* START RECORDS FOR THE EXERCISE *

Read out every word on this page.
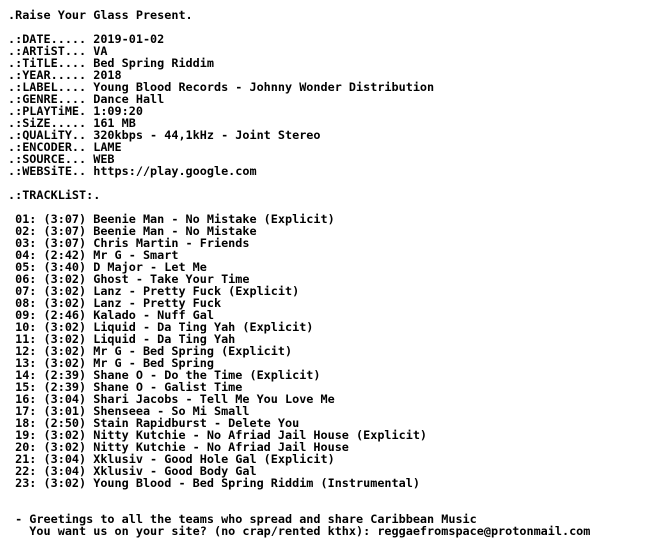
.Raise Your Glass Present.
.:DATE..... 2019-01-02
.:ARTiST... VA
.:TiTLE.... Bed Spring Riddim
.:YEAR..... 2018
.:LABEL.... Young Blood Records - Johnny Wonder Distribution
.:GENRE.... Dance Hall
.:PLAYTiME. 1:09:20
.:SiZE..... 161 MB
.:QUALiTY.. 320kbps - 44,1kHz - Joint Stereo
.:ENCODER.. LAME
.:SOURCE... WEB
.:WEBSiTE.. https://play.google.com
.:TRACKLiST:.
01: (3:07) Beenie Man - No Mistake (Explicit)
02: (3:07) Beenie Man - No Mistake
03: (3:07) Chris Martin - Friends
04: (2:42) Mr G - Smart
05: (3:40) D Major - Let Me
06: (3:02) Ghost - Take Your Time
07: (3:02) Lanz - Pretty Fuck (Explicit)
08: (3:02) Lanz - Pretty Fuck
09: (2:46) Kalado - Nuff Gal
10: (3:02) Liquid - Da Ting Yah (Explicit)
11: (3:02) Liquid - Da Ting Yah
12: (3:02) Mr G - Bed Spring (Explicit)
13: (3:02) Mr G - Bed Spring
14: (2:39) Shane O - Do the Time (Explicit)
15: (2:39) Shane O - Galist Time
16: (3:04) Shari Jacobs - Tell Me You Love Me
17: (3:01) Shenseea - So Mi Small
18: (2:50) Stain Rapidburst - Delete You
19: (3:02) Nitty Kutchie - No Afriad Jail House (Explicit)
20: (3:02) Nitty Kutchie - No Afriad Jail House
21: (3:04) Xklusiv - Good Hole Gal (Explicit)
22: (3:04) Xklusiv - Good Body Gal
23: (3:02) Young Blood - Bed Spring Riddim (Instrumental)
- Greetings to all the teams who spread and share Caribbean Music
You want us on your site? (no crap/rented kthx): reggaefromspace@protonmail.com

* END RECORDS FOR THE EXERCISE *

# REQUIRED WORK:
Every line of the records that includes the word "Jail" should be gathered.

# FINISHED EXERCISE:
19: (3:02) Nitty Kutchie - No Afriad Jail House (Explicit)
20: (3:02) Nitty Kutchie - No Afriad Jail House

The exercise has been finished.